◆ RECORD EXTRACTS

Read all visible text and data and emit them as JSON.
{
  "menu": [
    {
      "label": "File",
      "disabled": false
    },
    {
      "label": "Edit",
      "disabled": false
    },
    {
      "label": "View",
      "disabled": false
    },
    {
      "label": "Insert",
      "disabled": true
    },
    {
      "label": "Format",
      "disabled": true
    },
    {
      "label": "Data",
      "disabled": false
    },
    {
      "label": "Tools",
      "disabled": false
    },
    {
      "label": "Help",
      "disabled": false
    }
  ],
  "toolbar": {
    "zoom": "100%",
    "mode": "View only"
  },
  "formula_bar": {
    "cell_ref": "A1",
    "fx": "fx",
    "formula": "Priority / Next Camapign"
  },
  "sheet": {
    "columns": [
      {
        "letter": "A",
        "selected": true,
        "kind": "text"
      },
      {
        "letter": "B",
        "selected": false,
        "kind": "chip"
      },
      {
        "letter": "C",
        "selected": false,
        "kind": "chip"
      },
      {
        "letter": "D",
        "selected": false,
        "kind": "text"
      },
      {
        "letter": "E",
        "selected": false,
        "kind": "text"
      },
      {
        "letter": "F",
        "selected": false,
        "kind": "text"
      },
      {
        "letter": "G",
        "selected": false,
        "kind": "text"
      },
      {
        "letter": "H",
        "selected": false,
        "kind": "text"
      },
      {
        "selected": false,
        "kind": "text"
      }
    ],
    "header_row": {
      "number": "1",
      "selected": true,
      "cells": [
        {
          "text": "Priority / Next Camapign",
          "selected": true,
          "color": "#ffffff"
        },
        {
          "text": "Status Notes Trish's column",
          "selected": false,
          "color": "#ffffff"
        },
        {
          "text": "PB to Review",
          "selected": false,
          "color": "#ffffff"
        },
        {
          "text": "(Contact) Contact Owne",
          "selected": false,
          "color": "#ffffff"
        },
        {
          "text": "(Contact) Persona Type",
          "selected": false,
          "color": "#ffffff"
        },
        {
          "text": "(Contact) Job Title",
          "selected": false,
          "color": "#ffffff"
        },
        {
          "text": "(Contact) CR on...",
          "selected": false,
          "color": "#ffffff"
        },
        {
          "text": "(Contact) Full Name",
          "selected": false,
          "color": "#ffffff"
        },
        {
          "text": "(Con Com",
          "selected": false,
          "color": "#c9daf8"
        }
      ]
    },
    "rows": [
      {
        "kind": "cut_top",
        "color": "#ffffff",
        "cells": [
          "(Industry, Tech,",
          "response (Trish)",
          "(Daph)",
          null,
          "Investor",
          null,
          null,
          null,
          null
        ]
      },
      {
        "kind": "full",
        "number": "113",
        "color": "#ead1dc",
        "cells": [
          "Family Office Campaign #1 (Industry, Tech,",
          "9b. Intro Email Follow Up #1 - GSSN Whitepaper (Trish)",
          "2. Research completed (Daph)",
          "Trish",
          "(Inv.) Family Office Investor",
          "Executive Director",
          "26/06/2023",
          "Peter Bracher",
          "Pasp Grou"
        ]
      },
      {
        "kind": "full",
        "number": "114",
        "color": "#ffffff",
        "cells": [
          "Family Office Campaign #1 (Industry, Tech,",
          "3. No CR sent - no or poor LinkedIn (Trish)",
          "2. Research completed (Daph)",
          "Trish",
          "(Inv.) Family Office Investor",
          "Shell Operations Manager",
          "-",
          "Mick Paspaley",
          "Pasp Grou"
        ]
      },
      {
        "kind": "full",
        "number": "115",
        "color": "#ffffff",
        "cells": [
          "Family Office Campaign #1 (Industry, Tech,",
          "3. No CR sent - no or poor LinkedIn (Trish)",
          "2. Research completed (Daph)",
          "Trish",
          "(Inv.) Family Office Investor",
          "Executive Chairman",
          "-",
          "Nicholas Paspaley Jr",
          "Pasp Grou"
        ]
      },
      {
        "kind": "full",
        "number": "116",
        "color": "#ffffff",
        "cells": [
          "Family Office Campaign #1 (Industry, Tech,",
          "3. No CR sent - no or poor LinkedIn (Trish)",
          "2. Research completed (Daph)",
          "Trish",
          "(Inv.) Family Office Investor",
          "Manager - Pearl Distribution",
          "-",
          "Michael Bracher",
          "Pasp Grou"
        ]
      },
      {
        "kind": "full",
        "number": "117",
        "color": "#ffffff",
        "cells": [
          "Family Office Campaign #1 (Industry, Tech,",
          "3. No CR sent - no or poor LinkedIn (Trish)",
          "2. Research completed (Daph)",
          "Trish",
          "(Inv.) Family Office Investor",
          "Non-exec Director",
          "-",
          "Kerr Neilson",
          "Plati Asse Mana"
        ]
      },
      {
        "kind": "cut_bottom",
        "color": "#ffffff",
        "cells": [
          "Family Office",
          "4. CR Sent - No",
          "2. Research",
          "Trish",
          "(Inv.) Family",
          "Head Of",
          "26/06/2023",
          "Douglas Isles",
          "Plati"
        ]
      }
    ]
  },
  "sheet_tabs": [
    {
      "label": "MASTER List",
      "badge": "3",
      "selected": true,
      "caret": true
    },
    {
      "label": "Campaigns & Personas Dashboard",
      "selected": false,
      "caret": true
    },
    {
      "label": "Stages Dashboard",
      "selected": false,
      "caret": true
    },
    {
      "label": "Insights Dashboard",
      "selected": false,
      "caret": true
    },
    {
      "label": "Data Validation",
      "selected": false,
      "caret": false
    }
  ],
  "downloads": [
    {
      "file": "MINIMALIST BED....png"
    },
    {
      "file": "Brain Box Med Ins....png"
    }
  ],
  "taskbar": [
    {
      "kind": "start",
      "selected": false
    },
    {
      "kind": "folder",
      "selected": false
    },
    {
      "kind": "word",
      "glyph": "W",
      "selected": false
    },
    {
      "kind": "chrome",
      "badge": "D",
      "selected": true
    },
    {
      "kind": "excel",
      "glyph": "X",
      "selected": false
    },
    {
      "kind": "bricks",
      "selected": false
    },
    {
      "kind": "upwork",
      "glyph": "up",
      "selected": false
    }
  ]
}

◆ WHAT YOU NEED TO DO
Each line of the material above must be retyped precisely.

◆ EXERCISE RESPONSE
Read all visible text and data and emit them as JSON.
{
  "menu": [
    {
      "label": "File",
      "disabled": false
    },
    {
      "label": "Edit",
      "disabled": false
    },
    {
      "label": "View",
      "disabled": false
    },
    {
      "label": "Insert",
      "disabled": true
    },
    {
      "label": "Format",
      "disabled": true
    },
    {
      "label": "Data",
      "disabled": false
    },
    {
      "label": "Tools",
      "disabled": false
    },
    {
      "label": "Help",
      "disabled": false
    }
  ],
  "toolbar": {
    "zoom": "100%",
    "mode": "View only"
  },
  "formula_bar": {
    "cell_ref": "A1",
    "fx": "fx",
    "formula": "Priority / Next Camapign"
  },
  "sheet": {
    "columns": [
      {
        "letter": "A",
        "selected": true,
        "kind": "text"
      },
      {
        "letter": "B",
        "selected": false,
        "kind": "chip"
      },
      {
        "letter": "C",
        "selected": false,
        "kind": "chip"
      },
      {
        "letter": "D",
        "selected": false,
        "kind": "text"
      },
      {
        "letter": "E",
        "selected": false,
        "kind": "text"
      },
      {
        "letter": "F",
        "selected": false,
        "kind": "text"
      },
      {
        "letter": "G",
        "selected": false,
        "kind": "text"
      },
      {
        "letter": "H",
        "selected": false,
        "kind": "text"
      },
      {
        "selected": false,
        "kind": "text"
      }
    ],
    "header_row": {
      "number": "1",
      "selected": true,
      "cells": [
        {
          "text": "Priority / Next Camapign",
          "selected": true,
          "color": "#ffffff"
        },
        {
          "text": "Status Notes Trish's column",
          "selected": false,
          "color": "#ffffff"
        },
        {
          "text": "PB to Review",
          "selected": false,
          "color": "#ffffff"
        },
        {
          "text": "(Contact) Contact Owne",
          "selected": false,
          "color": "#ffffff"
        },
        {
          "text": "(Contact) Persona Type",
          "selected": false,
          "color": "#ffffff"
        },
        {
          "text": "(Contact) Job Title",
          "selected": false,
          "color": "#ffffff"
        },
        {
          "text": "(Contact) CR on...",
          "selected": false,
          "color": "#ffffff"
        },
        {
          "text": "(Contact) Full Name",
          "selected": false,
          "color": "#ffffff"
        },
        {
          "text": "(Con Com",
          "selected": false,
          "color": "#c9daf8"
        }
      ]
    },
    "rows": [
      {
        "kind": "cut_top",
        "color": "#ffffff",
        "cells": [
          "(Industry, Tech,",
          "response (Trish)",
          "(Daph)",
          null,
          "Investor",
          null,
          null,
          null,
          null
        ]
      },
      {
        "kind": "full",
        "number": "113",
        "color": "#ead1dc",
        "cells": [
          "Family Office Campaign #1 (Industry, Tech,",
          "9b. Intro Email Follow Up #1 - GSSN Whitepaper (Trish)",
          "2. Research completed (Daph)",
          "Trish",
          "(Inv.) Family Office Investor",
          "Executive Director",
          "26/06/2023",
          "Peter Bracher",
          "Pasp Grou"
        ]
      },
      {
        "kind": "full",
        "number": "114",
        "color": "#ffffff",
        "cells": [
          "Family Office Campaign #1 (Industry, Tech,",
          "3. No CR sent - no or poor LinkedIn (Trish)",
          "2. Research completed (Daph)",
          "Trish",
          "(Inv.) Family Office Investor",
          "Shell Operations Manager",
          "-",
          "Mick Paspaley",
          "Pasp Grou"
        ]
      },
      {
        "kind": "full",
        "number": "115",
        "color": "#ffffff",
        "cells": [
          "Family Office Campaign #1 (Industry, Tech,",
          "3. No CR sent - no or poor LinkedIn (Trish)",
          "2. Research completed (Daph)",
          "Trish",
          "(Inv.) Family Office Investor",
          "Executive Chairman",
          "-",
          "Nicholas Paspaley Jr",
          "Pasp Grou"
        ]
      },
      {
        "kind": "full",
        "number": "116",
        "color": "#ffffff",
        "cells": [
          "Family Office Campaign #1 (Industry, Tech,",
          "3. No CR sent - no or poor LinkedIn (Trish)",
          "2. Research completed (Daph)",
          "Trish",
          "(Inv.) Family Office Investor",
          "Manager - Pearl Distribution",
          "-",
          "Michael Bracher",
          "Pasp Grou"
        ]
      },
      {
        "kind": "full",
        "number": "117",
        "color": "#ffffff",
        "cells": [
          "Family Office Campaign #1 (Industry, Tech,",
          "3. No CR sent - no or poor LinkedIn (Trish)",
          "2. Research completed (Daph)",
          "Trish",
          "(Inv.) Family Office Investor",
          "Non-exec Director",
          "-",
          "Kerr Neilson",
          "Plati Asse Mana"
        ]
      },
      {
        "kind": "cut_bottom",
        "color": "#ffffff",
        "cells": [
          "Family Office",
          "4. CR Sent - No",
          "2. Research",
          "Trish",
          "(Inv.) Family",
          "Head Of",
          "26/06/2023",
          "Douglas Isles",
          "Plati"
        ]
      }
    ]
  },
  "sheet_tabs": [
    {
      "label": "MASTER List",
      "badge": "3",
      "selected": true,
      "caret": true
    },
    {
      "label": "Campaigns & Personas Dashboard",
      "selected": false,
      "caret": true
    },
    {
      "label": "Stages Dashboard",
      "selected": false,
      "caret": true
    },
    {
      "label": "Insights Dashboard",
      "selected": false,
      "caret": true
    },
    {
      "label": "Data Validation",
      "selected": false,
      "caret": false
    }
  ],
  "downloads": [
    {
      "file": "MINIMALIST BED....png"
    },
    {
      "file": "Brain Box Med Ins....png"
    }
  ],
  "taskbar": [
    {
      "kind": "start",
      "selected": false
    },
    {
      "kind": "folder",
      "selected": false
    },
    {
      "kind": "word",
      "glyph": "W",
      "selected": false
    },
    {
      "kind": "chrome",
      "badge": "D",
      "selected": true
    },
    {
      "kind": "excel",
      "glyph": "X",
      "selected": false
    },
    {
      "kind": "bricks",
      "selected": false
    },
    {
      "kind": "upwork",
      "glyph": "up",
      "selected": false
    }
  ]
}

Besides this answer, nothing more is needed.